■ GOAL:
Reproduce all the lines below exactly and omit the images.

■ INFORMATION SUPPLIED:
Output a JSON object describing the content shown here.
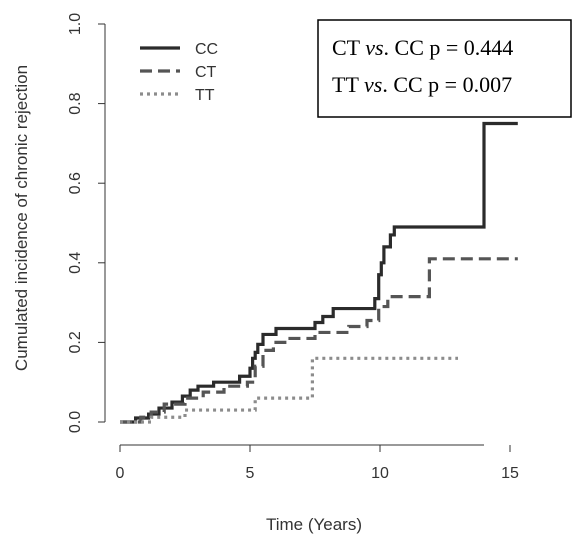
{
  "chart_data": {
    "type": "line",
    "xlabel": "Time (Years)",
    "ylabel": "Cumulated incidence of chronic rejection",
    "xlim": [
      0,
      16.5
    ],
    "ylim": [
      0,
      1.0
    ],
    "x_ticks": [
      0,
      5,
      10,
      15
    ],
    "y_ticks": [
      0.0,
      0.2,
      0.4,
      0.6,
      0.8,
      1.0
    ],
    "x_tick_labels": [
      "0",
      "5",
      "10",
      "15"
    ],
    "y_tick_labels": [
      "0.0",
      "0.2",
      "0.4",
      "0.6",
      "0.8",
      "1.0"
    ],
    "grid": false,
    "legend_position": "top-left",
    "series": [
      {
        "name": "CC",
        "color": "#2b2b2b",
        "dash": "solid",
        "steps": [
          [
            0.0,
            0.0
          ],
          [
            0.6,
            0.01
          ],
          [
            1.1,
            0.02
          ],
          [
            1.5,
            0.035
          ],
          [
            2.0,
            0.05
          ],
          [
            2.4,
            0.065
          ],
          [
            2.7,
            0.08
          ],
          [
            3.0,
            0.09
          ],
          [
            3.6,
            0.1
          ],
          [
            4.6,
            0.115
          ],
          [
            5.0,
            0.135
          ],
          [
            5.1,
            0.16
          ],
          [
            5.2,
            0.175
          ],
          [
            5.3,
            0.195
          ],
          [
            5.5,
            0.22
          ],
          [
            6.0,
            0.235
          ],
          [
            7.5,
            0.25
          ],
          [
            7.8,
            0.265
          ],
          [
            8.2,
            0.285
          ],
          [
            9.8,
            0.31
          ],
          [
            9.95,
            0.37
          ],
          [
            10.05,
            0.4
          ],
          [
            10.15,
            0.44
          ],
          [
            10.4,
            0.47
          ],
          [
            10.55,
            0.49
          ],
          [
            14.0,
            0.75
          ],
          [
            15.3,
            0.75
          ]
        ]
      },
      {
        "name": "CT",
        "color": "#555555",
        "dash": "dashed",
        "steps": [
          [
            0.0,
            0.0
          ],
          [
            0.8,
            0.012
          ],
          [
            1.2,
            0.025
          ],
          [
            1.7,
            0.045
          ],
          [
            2.5,
            0.06
          ],
          [
            3.2,
            0.075
          ],
          [
            4.0,
            0.09
          ],
          [
            4.9,
            0.1
          ],
          [
            5.2,
            0.14
          ],
          [
            5.5,
            0.18
          ],
          [
            5.9,
            0.2
          ],
          [
            6.4,
            0.21
          ],
          [
            7.5,
            0.225
          ],
          [
            8.8,
            0.24
          ],
          [
            9.5,
            0.255
          ],
          [
            9.95,
            0.29
          ],
          [
            10.3,
            0.315
          ],
          [
            11.9,
            0.41
          ],
          [
            15.3,
            0.41
          ]
        ]
      },
      {
        "name": "TT",
        "color": "#8c8c8c",
        "dash": "dotted",
        "steps": [
          [
            0.0,
            0.0
          ],
          [
            1.2,
            0.012
          ],
          [
            2.5,
            0.03
          ],
          [
            5.2,
            0.06
          ],
          [
            7.4,
            0.16
          ],
          [
            13.0,
            0.16
          ]
        ]
      }
    ],
    "annotation": {
      "line1": {
        "a": "CT ",
        "vs": "vs",
        "b": ". CC p = 0.444"
      },
      "line2": {
        "a": "TT ",
        "vs": "vs",
        "b": ". CC p = 0.007"
      }
    }
  }
}
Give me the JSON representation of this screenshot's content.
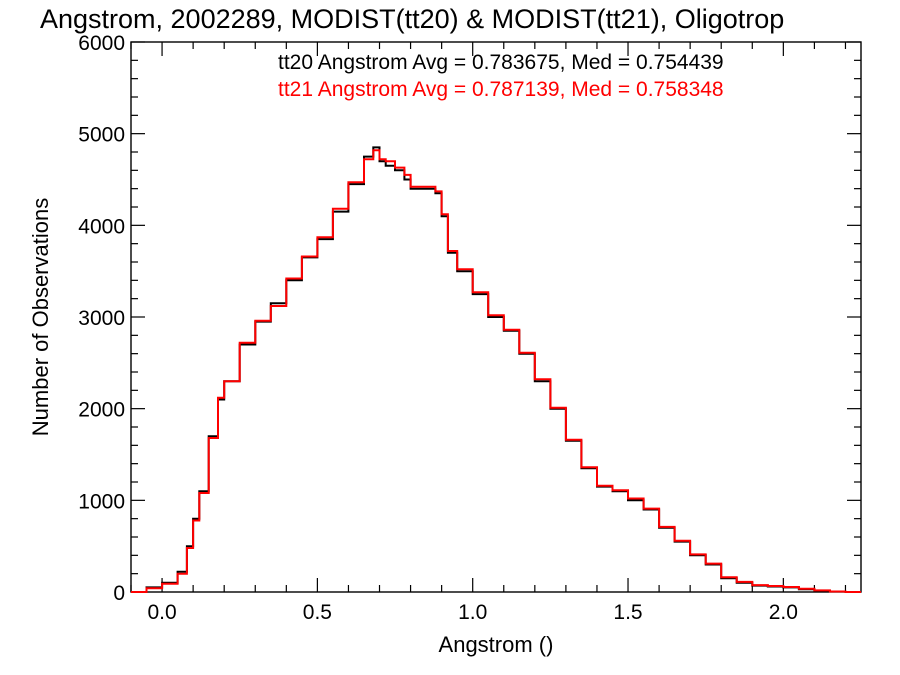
{
  "chart_data": {
    "type": "line",
    "step": true,
    "title": "Angstrom, 2002289, MODIST(tt20) & MODIST(tt21), Oligotrop",
    "xlabel": "Angstrom ()",
    "ylabel": "Number of Observations",
    "xlim": [
      -0.1,
      2.25
    ],
    "ylim": [
      0,
      6000
    ],
    "xticks": [
      0.0,
      0.5,
      1.0,
      1.5,
      2.0
    ],
    "xtick_labels": [
      "0.0",
      "0.5",
      "1.0",
      "1.5",
      "2.0"
    ],
    "yticks": [
      0,
      1000,
      2000,
      3000,
      4000,
      5000,
      6000
    ],
    "ytick_labels": [
      "0",
      "1000",
      "2000",
      "3000",
      "4000",
      "5000",
      "6000"
    ],
    "x_minor_step": 0.1,
    "y_minor_step": 200,
    "grid": false,
    "legend_position": "top-right",
    "legend": [
      {
        "text": "tt20 Angstrom Avg = 0.783675, Med = 0.754439",
        "color": "#000000"
      },
      {
        "text": "tt21 Angstrom Avg = 0.787139, Med = 0.758348",
        "color": "#ff0000"
      }
    ],
    "x": [
      -0.1,
      -0.05,
      0.0,
      0.05,
      0.08,
      0.1,
      0.12,
      0.15,
      0.18,
      0.2,
      0.25,
      0.3,
      0.35,
      0.4,
      0.45,
      0.5,
      0.55,
      0.6,
      0.65,
      0.68,
      0.7,
      0.72,
      0.75,
      0.78,
      0.8,
      0.85,
      0.88,
      0.9,
      0.92,
      0.95,
      1.0,
      1.05,
      1.1,
      1.15,
      1.2,
      1.25,
      1.3,
      1.35,
      1.4,
      1.45,
      1.5,
      1.55,
      1.6,
      1.65,
      1.7,
      1.75,
      1.8,
      1.85,
      1.9,
      1.95,
      2.0,
      2.05,
      2.1,
      2.15,
      2.2,
      2.25
    ],
    "series": [
      {
        "name": "tt20",
        "color": "#000000",
        "values": [
          0,
          50,
          100,
          220,
          500,
          800,
          1100,
          1700,
          2100,
          2300,
          2700,
          2950,
          3150,
          3400,
          3650,
          3850,
          4150,
          4450,
          4750,
          4850,
          4700,
          4650,
          4600,
          4500,
          4400,
          4400,
          4350,
          4100,
          3700,
          3500,
          3250,
          3000,
          2850,
          2600,
          2300,
          2000,
          1650,
          1350,
          1150,
          1100,
          1000,
          900,
          700,
          550,
          400,
          300,
          150,
          100,
          70,
          60,
          50,
          30,
          15,
          5,
          0,
          0
        ]
      },
      {
        "name": "tt21",
        "color": "#ff0000",
        "values": [
          0,
          40,
          90,
          200,
          480,
          780,
          1080,
          1680,
          2120,
          2300,
          2720,
          2960,
          3120,
          3420,
          3660,
          3870,
          4180,
          4470,
          4720,
          4820,
          4720,
          4700,
          4630,
          4550,
          4420,
          4420,
          4370,
          4120,
          3720,
          3520,
          3270,
          3020,
          2860,
          2610,
          2320,
          2010,
          1660,
          1360,
          1160,
          1110,
          1020,
          910,
          710,
          560,
          410,
          310,
          160,
          110,
          75,
          65,
          55,
          35,
          18,
          6,
          0,
          0
        ]
      }
    ]
  }
}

■ WRITTEN ANSWER:
Output a JSON object describing the content shown here.
{
  "chart_data": {
    "type": "line",
    "xlabel": "Time (Years)",
    "ylabel": "Cumulated incidence of chronic rejection",
    "xlim": [
      0,
      16.5
    ],
    "ylim": [
      0,
      1.0
    ],
    "x_ticks": [
      0,
      5,
      10,
      15
    ],
    "y_ticks": [
      0.0,
      0.2,
      0.4,
      0.6,
      0.8,
      1.0
    ],
    "x_tick_labels": [
      "0",
      "5",
      "10",
      "15"
    ],
    "y_tick_labels": [
      "0.0",
      "0.2",
      "0.4",
      "0.6",
      "0.8",
      "1.0"
    ],
    "grid": false,
    "legend_position": "top-left",
    "series": [
      {
        "name": "CC",
        "color": "#2b2b2b",
        "dash": "solid",
        "steps": [
          [
            0.0,
            0.0
          ],
          [
            0.6,
            0.01
          ],
          [
            1.1,
            0.02
          ],
          [
            1.5,
            0.035
          ],
          [
            2.0,
            0.05
          ],
          [
            2.4,
            0.065
          ],
          [
            2.7,
            0.08
          ],
          [
            3.0,
            0.09
          ],
          [
            3.6,
            0.1
          ],
          [
            4.6,
            0.115
          ],
          [
            5.0,
            0.135
          ],
          [
            5.1,
            0.16
          ],
          [
            5.2,
            0.175
          ],
          [
            5.3,
            0.195
          ],
          [
            5.5,
            0.22
          ],
          [
            6.0,
            0.235
          ],
          [
            7.5,
            0.25
          ],
          [
            7.8,
            0.265
          ],
          [
            8.2,
            0.285
          ],
          [
            9.8,
            0.31
          ],
          [
            9.95,
            0.37
          ],
          [
            10.05,
            0.4
          ],
          [
            10.15,
            0.44
          ],
          [
            10.4,
            0.47
          ],
          [
            10.55,
            0.49
          ],
          [
            14.0,
            0.75
          ],
          [
            15.3,
            0.75
          ]
        ]
      },
      {
        "name": "CT",
        "color": "#555555",
        "dash": "dashed",
        "steps": [
          [
            0.0,
            0.0
          ],
          [
            0.8,
            0.012
          ],
          [
            1.2,
            0.025
          ],
          [
            1.7,
            0.045
          ],
          [
            2.5,
            0.06
          ],
          [
            3.2,
            0.075
          ],
          [
            4.0,
            0.09
          ],
          [
            4.9,
            0.1
          ],
          [
            5.2,
            0.14
          ],
          [
            5.5,
            0.18
          ],
          [
            5.9,
            0.2
          ],
          [
            6.4,
            0.21
          ],
          [
            7.5,
            0.225
          ],
          [
            8.8,
            0.24
          ],
          [
            9.5,
            0.255
          ],
          [
            9.95,
            0.29
          ],
          [
            10.3,
            0.315
          ],
          [
            11.9,
            0.41
          ],
          [
            15.3,
            0.41
          ]
        ]
      },
      {
        "name": "TT",
        "color": "#8c8c8c",
        "dash": "dotted",
        "steps": [
          [
            0.0,
            0.0
          ],
          [
            1.2,
            0.012
          ],
          [
            2.5,
            0.03
          ],
          [
            5.2,
            0.06
          ],
          [
            7.4,
            0.16
          ],
          [
            13.0,
            0.16
          ]
        ]
      }
    ],
    "annotation": {
      "line1": {
        "a": "CT ",
        "vs": "vs",
        "b": ". CC p = 0.444"
      },
      "line2": {
        "a": "TT ",
        "vs": "vs",
        "b": ". CC p = 0.007"
      }
    }
  }
}
Give me the JSON representation of this screenshot's content.
{
  "chart_data": {
    "type": "line",
    "step": true,
    "title": "Angstrom, 2002289, MODIST(tt20) & MODIST(tt21), Oligotrop",
    "xlabel": "Angstrom ()",
    "ylabel": "Number of Observations",
    "xlim": [
      -0.1,
      2.25
    ],
    "ylim": [
      0,
      6000
    ],
    "xticks": [
      0.0,
      0.5,
      1.0,
      1.5,
      2.0
    ],
    "xtick_labels": [
      "0.0",
      "0.5",
      "1.0",
      "1.5",
      "2.0"
    ],
    "yticks": [
      0,
      1000,
      2000,
      3000,
      4000,
      5000,
      6000
    ],
    "ytick_labels": [
      "0",
      "1000",
      "2000",
      "3000",
      "4000",
      "5000",
      "6000"
    ],
    "x_minor_step": 0.1,
    "y_minor_step": 200,
    "grid": false,
    "legend_position": "top-right",
    "legend": [
      {
        "text": "tt20 Angstrom Avg = 0.783675, Med = 0.754439",
        "color": "#000000"
      },
      {
        "text": "tt21 Angstrom Avg = 0.787139, Med = 0.758348",
        "color": "#ff0000"
      }
    ],
    "x": [
      -0.1,
      -0.05,
      0.0,
      0.05,
      0.08,
      0.1,
      0.12,
      0.15,
      0.18,
      0.2,
      0.25,
      0.3,
      0.35,
      0.4,
      0.45,
      0.5,
      0.55,
      0.6,
      0.65,
      0.68,
      0.7,
      0.72,
      0.75,
      0.78,
      0.8,
      0.85,
      0.88,
      0.9,
      0.92,
      0.95,
      1.0,
      1.05,
      1.1,
      1.15,
      1.2,
      1.25,
      1.3,
      1.35,
      1.4,
      1.45,
      1.5,
      1.55,
      1.6,
      1.65,
      1.7,
      1.75,
      1.8,
      1.85,
      1.9,
      1.95,
      2.0,
      2.05,
      2.1,
      2.15,
      2.2,
      2.25
    ],
    "series": [
      {
        "name": "tt20",
        "color": "#000000",
        "values": [
          0,
          50,
          100,
          220,
          500,
          800,
          1100,
          1700,
          2100,
          2300,
          2700,
          2950,
          3150,
          3400,
          3650,
          3850,
          4150,
          4450,
          4750,
          4850,
          4700,
          4650,
          4600,
          4500,
          4400,
          4400,
          4350,
          4100,
          3700,
          3500,
          3250,
          3000,
          2850,
          2600,
          2300,
          2000,
          1650,
          1350,
          1150,
          1100,
          1000,
          900,
          700,
          550,
          400,
          300,
          150,
          100,
          70,
          60,
          50,
          30,
          15,
          5,
          0,
          0
        ]
      },
      {
        "name": "tt21",
        "color": "#ff0000",
        "values": [
          0,
          40,
          90,
          200,
          480,
          780,
          1080,
          1680,
          2120,
          2300,
          2720,
          2960,
          3120,
          3420,
          3660,
          3870,
          4180,
          4470,
          4720,
          4820,
          4720,
          4700,
          4630,
          4550,
          4420,
          4420,
          4370,
          4120,
          3720,
          3520,
          3270,
          3020,
          2860,
          2610,
          2320,
          2010,
          1660,
          1360,
          1160,
          1110,
          1020,
          910,
          710,
          560,
          410,
          310,
          160,
          110,
          75,
          65,
          55,
          35,
          18,
          6,
          0,
          0
        ]
      }
    ]
  }
}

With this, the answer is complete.